Extracted data entries:
↓

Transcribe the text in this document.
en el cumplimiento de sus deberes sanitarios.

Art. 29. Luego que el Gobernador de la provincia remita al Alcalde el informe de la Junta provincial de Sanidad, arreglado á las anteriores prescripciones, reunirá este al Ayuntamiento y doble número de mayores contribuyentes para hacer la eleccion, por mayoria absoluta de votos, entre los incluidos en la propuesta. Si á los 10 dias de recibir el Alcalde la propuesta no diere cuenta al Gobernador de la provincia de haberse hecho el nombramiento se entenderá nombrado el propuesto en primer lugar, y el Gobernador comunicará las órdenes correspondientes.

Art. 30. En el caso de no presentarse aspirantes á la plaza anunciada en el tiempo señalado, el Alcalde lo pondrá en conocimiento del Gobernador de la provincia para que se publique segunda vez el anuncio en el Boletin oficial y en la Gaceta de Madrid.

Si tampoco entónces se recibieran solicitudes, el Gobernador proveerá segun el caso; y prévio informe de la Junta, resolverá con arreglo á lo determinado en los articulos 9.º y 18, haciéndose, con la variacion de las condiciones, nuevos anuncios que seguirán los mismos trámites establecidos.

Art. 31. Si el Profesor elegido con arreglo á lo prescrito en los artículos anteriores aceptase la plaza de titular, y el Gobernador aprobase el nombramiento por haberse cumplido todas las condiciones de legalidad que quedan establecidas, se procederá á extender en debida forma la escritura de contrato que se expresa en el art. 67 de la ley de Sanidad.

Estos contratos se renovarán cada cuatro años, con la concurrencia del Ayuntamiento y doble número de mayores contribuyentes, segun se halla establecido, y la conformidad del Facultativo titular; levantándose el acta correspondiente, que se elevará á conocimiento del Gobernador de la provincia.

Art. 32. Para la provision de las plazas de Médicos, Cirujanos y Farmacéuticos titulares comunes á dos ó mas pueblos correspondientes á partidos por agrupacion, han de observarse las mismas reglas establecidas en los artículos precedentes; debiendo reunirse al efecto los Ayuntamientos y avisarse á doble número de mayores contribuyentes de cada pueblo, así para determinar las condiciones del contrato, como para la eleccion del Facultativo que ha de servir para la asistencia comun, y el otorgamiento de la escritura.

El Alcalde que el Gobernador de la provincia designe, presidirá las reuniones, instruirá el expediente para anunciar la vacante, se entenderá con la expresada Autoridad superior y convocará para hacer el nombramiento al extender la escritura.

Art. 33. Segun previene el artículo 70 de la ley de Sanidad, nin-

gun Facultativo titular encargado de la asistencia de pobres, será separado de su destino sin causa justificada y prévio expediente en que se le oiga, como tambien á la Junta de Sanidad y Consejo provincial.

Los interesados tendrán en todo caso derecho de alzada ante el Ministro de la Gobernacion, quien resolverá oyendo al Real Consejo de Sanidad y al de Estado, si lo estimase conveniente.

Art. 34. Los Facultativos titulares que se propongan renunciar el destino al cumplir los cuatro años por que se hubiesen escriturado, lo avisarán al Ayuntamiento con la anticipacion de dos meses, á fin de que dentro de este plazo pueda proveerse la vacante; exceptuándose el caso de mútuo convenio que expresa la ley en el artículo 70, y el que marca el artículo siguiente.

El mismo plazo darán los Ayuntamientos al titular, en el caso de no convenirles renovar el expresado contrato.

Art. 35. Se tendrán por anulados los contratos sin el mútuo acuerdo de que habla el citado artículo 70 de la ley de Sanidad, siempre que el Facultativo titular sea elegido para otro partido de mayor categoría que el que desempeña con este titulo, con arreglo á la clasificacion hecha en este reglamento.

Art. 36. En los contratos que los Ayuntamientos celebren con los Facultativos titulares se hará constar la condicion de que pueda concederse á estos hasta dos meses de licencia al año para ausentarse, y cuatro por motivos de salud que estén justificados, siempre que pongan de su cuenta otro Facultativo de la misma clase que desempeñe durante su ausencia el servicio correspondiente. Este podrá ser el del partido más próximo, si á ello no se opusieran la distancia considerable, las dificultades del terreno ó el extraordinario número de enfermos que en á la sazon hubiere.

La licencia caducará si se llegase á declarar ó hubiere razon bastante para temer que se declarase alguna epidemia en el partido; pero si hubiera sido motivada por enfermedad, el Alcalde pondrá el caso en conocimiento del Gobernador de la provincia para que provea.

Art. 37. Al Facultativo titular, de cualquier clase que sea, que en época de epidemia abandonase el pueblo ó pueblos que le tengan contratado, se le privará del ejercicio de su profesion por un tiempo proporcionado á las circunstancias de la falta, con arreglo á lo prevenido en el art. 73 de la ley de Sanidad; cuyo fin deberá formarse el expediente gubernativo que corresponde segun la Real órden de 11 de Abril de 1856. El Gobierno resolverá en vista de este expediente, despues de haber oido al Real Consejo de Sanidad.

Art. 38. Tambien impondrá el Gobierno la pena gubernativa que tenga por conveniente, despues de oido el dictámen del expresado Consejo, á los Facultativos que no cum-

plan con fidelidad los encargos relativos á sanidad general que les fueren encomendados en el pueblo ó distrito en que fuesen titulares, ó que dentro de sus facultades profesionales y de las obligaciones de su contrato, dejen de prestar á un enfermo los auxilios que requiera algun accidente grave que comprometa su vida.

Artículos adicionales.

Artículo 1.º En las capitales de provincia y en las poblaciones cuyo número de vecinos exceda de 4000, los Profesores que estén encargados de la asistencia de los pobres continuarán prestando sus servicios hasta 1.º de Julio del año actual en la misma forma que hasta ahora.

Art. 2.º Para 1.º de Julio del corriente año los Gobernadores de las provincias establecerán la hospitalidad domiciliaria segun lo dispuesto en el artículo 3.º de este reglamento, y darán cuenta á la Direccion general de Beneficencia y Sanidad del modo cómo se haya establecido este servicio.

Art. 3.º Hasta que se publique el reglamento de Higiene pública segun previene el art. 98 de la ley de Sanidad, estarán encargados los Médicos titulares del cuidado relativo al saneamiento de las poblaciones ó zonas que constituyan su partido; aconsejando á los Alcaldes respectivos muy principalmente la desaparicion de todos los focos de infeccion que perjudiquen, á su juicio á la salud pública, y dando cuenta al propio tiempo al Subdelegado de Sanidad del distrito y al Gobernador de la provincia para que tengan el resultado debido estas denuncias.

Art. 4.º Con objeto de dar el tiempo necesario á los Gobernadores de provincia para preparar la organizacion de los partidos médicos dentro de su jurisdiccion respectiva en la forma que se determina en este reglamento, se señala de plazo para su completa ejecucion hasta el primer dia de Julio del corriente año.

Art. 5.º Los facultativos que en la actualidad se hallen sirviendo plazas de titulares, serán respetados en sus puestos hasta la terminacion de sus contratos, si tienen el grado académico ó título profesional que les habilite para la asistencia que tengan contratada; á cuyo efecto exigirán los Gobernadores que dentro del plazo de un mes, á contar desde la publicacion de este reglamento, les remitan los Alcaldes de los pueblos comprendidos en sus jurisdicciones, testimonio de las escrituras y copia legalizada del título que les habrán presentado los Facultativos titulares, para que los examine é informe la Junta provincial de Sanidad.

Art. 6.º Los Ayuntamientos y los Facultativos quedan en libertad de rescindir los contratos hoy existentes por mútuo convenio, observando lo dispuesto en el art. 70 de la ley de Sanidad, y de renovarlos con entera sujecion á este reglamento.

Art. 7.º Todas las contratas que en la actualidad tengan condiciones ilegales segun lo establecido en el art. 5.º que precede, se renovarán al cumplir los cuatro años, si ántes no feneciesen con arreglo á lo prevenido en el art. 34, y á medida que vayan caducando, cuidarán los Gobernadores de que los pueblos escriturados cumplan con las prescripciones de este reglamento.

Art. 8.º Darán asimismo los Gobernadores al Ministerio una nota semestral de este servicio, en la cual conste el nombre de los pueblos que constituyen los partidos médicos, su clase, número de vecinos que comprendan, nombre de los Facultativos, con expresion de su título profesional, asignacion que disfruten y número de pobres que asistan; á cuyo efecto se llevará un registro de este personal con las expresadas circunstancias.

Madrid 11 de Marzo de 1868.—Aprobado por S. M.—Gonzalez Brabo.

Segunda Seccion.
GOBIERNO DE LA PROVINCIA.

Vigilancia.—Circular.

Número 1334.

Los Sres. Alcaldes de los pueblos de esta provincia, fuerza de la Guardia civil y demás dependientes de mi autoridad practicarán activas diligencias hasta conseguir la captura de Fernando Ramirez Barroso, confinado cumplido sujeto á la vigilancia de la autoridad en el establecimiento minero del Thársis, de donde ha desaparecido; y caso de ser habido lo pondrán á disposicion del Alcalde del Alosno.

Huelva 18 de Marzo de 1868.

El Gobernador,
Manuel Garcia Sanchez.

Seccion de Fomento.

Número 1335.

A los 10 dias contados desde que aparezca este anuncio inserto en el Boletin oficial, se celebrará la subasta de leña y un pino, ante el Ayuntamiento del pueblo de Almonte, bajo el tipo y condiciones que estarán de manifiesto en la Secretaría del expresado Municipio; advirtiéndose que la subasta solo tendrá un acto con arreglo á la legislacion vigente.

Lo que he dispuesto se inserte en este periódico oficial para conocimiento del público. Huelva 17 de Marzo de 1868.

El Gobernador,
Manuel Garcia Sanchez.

↑

Stated task: Take every line containing the word "Huelva" and copy it.

Output for this task:
Huelva 18 de Marzo de 1868.
Lo que he dispuesto se inserte en este periódico oficial para conocimiento del público. Huelva 17 de Marzo de 1868.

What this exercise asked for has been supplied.